— Job —
The records that follow should be retyped word for word.

— Input records —

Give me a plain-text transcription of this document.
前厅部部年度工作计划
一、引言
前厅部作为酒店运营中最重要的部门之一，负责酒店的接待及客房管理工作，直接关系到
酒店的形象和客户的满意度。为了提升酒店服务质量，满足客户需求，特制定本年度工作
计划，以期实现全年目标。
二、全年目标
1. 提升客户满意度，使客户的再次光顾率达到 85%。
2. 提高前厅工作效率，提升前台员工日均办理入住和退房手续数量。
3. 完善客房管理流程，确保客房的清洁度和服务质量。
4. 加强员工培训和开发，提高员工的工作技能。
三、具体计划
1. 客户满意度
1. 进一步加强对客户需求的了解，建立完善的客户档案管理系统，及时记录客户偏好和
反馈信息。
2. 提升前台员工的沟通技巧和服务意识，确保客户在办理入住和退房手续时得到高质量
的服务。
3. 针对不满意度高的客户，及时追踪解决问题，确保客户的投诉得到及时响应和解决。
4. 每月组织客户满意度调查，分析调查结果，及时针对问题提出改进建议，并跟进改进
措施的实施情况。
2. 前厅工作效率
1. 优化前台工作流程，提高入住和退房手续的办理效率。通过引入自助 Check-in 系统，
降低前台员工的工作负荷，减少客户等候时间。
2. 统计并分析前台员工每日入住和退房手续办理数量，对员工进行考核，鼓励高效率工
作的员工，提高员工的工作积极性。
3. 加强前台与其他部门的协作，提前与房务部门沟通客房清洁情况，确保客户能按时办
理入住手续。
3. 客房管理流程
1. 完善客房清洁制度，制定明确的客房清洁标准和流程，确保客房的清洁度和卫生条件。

— Answer for the task —
Give me a plain-text transcription of this document.
前厅部部年度工作计划
一、引言
前厅部作为酒店运营中最重要的部门之一，负责酒店的接待及客房管理工作，直接关系到
酒店的形象和客户的满意度。为了提升酒店服务质量，满足客户需求，特制定本年度工作
计划，以期实现全年目标。
二、全年目标
1. 提升客户满意度，使客户的再次光顾率达到 85%。
2. 提高前厅工作效率，提升前台员工日均办理入住和退房手续数量。
3. 完善客房管理流程，确保客房的清洁度和服务质量。
4. 加强员工培训和开发，提高员工的工作技能。
三、具体计划
1. 客户满意度
1. 进一步加强对客户需求的了解，建立完善的客户档案管理系统，及时记录客户偏好和
反馈信息。
2. 提升前台员工的沟通技巧和服务意识，确保客户在办理入住和退房手续时得到高质量
的服务。
3. 针对不满意度高的客户，及时追踪解决问题，确保客户的投诉得到及时响应和解决。
4. 每月组织客户满意度调查，分析调查结果，及时针对问题提出改进建议，并跟进改进
措施的实施情况。
2. 前厅工作效率
1. 优化前台工作流程，提高入住和退房手续的办理效率。通过引入自助 Check-in 系统，
降低前台员工的工作负荷，减少客户等候时间。
2. 统计并分析前台员工每日入住和退房手续办理数量，对员工进行考核，鼓励高效率工
作的员工，提高员工的工作积极性。
3. 加强前台与其他部门的协作，提前与房务部门沟通客房清洁情况，确保客户能按时办
理入住手续。
3. 客房管理流程
1. 完善客房清洁制度，制定明确的客房清洁标准和流程，确保客房的清洁度和卫生条件。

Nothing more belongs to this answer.